▶ Supplied text
6 Replies Latest reply: Dec 6, 2012 6:22 AM by Darrenmoffat-Oracle RSS

    How can i encrypt a zfs partition

    1502
      I have the need to encrypt a zfs file system in solaris 11.
      and solaris 11 disk. any ideas?
      Solaris 11 is installed in a laptop.
        • 1. Re: How can i encrypt a zfs partition
          933584
          Its pretty simple, zfs create -o encryption=on tank/whatever

          Here is the documentation on it.
          http://www.oracle.com/technetwork/articles/servers-storage-admin/manage-zfs-encryption-1715034.html
          • 2. Re: How can i encrypt a zfs partition
            Cindys-Oracle
            Keep in mind that you encrypt file systems and not disks. However, you can basically
            encrypt all data on a disk by creating an encrypted top-level file system, like this:

            1. Create the pool:

            # zpool create tank mirror c0t5000C500335F4C7Fd0 c0t5000C500335FC6F3d0

            2. Create the encrypted top-level file system.
            # zfs create -o encryption=on tank/home
            Enter passphrase for 'tank/home': xxxxxxx
            Enter again: xxxxxxx

            3. Create descendent file systems.

            # zfs get encryption tank/home/amy
            NAME PROPERTY VALUE SOURCE
            tank/home/amy encryption on inherited from tank/home

            You can also change the encryption methods for specific file systems.

            See this doc as well:

            http://docs.oracle.com/cd/E26502_01/html/E29007/gkkih.html#scrolltoc

            Thanks, Cindy
            • 3. Re: How can i encrypt a zfs partition
              1502
              Thank You
              • 4. Re: How can i encrypt a zfs partition
                1502
                have more questions
                • 5. Re: How can i encrypt a zfs partition
                  1502
                  Can i encrypt a only home directories ? without encrypting zfs partitions?

▶ Task statement
Write out the ZFS encryption thread word for word, everything from "1. Create the" down to "descendent file systems.".

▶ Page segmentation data
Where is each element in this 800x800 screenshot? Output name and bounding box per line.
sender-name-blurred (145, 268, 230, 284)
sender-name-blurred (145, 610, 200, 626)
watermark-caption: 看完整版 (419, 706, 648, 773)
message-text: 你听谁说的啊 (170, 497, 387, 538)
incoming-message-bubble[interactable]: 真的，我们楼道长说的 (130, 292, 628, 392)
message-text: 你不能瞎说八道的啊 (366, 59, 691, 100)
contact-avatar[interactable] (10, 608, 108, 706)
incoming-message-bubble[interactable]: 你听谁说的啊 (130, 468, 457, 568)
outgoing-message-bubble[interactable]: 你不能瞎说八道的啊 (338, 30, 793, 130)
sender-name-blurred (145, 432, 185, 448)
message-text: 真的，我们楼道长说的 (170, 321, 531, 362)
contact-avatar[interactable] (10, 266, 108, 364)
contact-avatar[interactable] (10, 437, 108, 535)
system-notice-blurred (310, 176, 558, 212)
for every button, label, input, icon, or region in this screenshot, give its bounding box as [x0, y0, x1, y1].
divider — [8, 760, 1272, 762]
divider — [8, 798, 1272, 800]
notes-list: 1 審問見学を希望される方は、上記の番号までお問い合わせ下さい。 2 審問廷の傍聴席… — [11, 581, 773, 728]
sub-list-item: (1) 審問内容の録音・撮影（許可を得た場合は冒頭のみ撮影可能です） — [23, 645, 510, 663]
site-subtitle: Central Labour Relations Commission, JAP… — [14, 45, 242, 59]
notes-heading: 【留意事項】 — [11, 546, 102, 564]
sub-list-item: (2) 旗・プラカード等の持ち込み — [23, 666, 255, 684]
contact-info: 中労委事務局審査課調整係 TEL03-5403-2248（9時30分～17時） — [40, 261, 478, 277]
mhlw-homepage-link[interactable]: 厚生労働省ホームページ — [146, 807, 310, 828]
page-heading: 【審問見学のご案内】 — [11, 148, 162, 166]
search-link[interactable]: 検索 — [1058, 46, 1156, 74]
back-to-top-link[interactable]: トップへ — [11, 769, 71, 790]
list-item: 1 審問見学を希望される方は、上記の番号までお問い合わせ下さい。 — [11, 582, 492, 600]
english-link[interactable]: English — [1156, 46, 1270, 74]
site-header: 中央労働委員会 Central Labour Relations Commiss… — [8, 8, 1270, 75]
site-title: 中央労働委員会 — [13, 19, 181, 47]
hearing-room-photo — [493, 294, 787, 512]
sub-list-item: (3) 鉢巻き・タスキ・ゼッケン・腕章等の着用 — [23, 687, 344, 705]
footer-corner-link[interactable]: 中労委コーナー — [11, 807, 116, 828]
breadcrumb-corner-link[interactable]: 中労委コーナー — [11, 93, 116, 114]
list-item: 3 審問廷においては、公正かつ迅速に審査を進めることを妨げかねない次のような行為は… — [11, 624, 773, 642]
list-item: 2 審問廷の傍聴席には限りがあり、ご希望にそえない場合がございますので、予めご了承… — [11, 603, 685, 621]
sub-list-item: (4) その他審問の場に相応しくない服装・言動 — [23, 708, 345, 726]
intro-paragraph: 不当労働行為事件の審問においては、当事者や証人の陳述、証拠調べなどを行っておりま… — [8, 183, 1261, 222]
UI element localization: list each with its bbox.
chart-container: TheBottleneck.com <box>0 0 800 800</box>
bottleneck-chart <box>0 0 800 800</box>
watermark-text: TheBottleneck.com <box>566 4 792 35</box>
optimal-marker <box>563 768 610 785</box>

▶ Solution
1. Create the pool:

            # zpool create tank mirror c0t5000C500335F4C7Fd0 c0t5000C500335FC6F3d0

            2. Create the encrypted top-level file system.
            # zfs create -o encryption=on tank/home
            Enter passphrase for 'tank/home': xxxxxxx
            Enter again: xxxxxxx

            3. Create descendent file systems.